Военнопленная корова. Великая Победа и моя семья

Военнопленная корова. Великая Победа и моя семья

Когда я писала первый блог на тему войны, то поняла, как мало мы на самом деле знаем о том, как и чем жили наши деды. Я поняла, как бесценна история семьи и как часто мы понимаем это слишком поздно.

Этот мой пост, он даже не для других, он для меня… Это гарантия того, что то, что я сейчас знаю, не забудется. Это моя персональная камера хранения.

По родне моей мамы война прокатилась катком. Семья ее деда и бабушки жили в Брянской области и сполна хлебнули то, что пережила в войну эта земля – длительную оккупацию, партизанское движение.

Мать моего прадеда Маланья Поддубная была из зажиточной семьи, но засиделась в девках. История умалчивает отчего это произошло, толи внешность у Маланьи была не модельная, толи сама воротила нос от женихов, а потом осталась на бобах, но сосватали ее в конце-концов  за Филимона Медведева, парня не богатого. Этот мезальянс был плодотворным – они дали стране дочь и четырех парней, одним из которых был мой прадед Евстрат. 

По советским стандартам биография у Филимоновичей была эталонная – вступили в РКПБ (коммунистическая партия), воевали в Гражданскую и против интервентов. А Евстрат Филимонович, во время Гражданской, и вовсе был в легендарном отряде Щорса – выбивал немцев с Украины. Я, когда мне было года  4 или 5 распевала песню:

"Мы сыны батрацкие,

Мы за новый мир, 

Щорс идет под знаменем - Красный командир»

Задания:
**A.** Перепишите отрывок исходного текста от слов "Когда я писала" до слов "это слишком поздно.", подставив "наши прадеды" вместо "наши деды".
**B.** Определите, согласуется ли каждое утверждение с исходным текстом, и подтвердите ответ точной цитатой. (i) Семья деда и бабушки мамы автора жила в Брянской области. (ii) Филимон Медведев происходил из зажиточной семьи. (iii) Евстрат Филимонович во время Гражданской войны был в отряде Щорса.

Записанные данные:
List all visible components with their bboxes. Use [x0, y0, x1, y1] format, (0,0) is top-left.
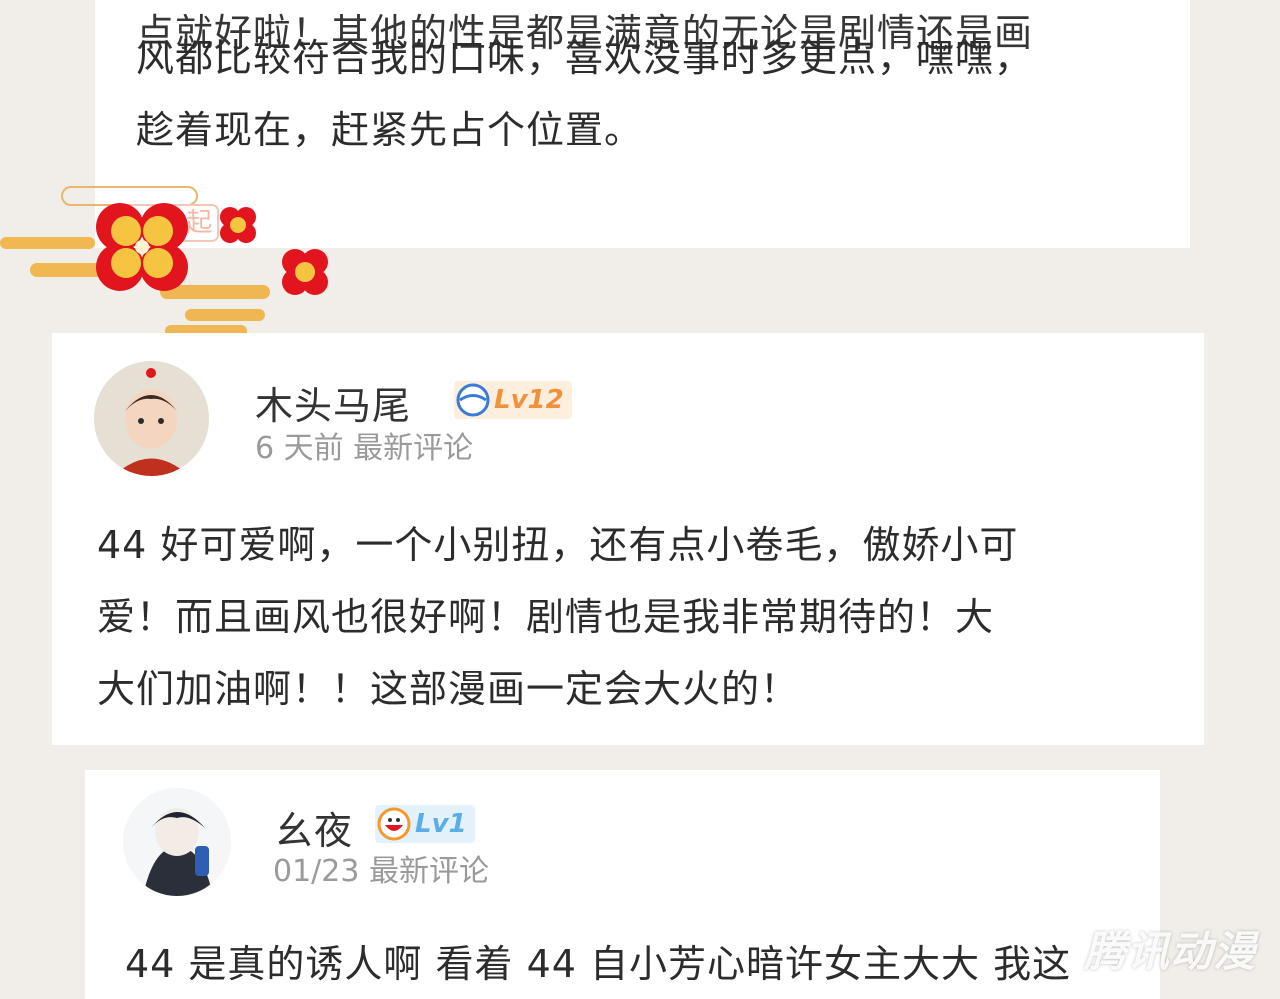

Ответы к заданиям:
**A.**
Когда я писала первый блог на тему войны, то поняла, как мало мы на самом деле знаем о том, как и чем жили наши прадеды. Я поняла, как бесценна история семьи и как часто мы понимаем это слишком поздно.

**B.**
(i) Да: «Семья ее деда и бабушки жили в Брянской области».
(ii) Нет: «сосватали ее в конце-концов  за Филимона Медведева, парня не богатого».
(iii) Да: «А Евстрат Филимонович, во время Гражданской, и вовсе был в легендарном отряде Щорса».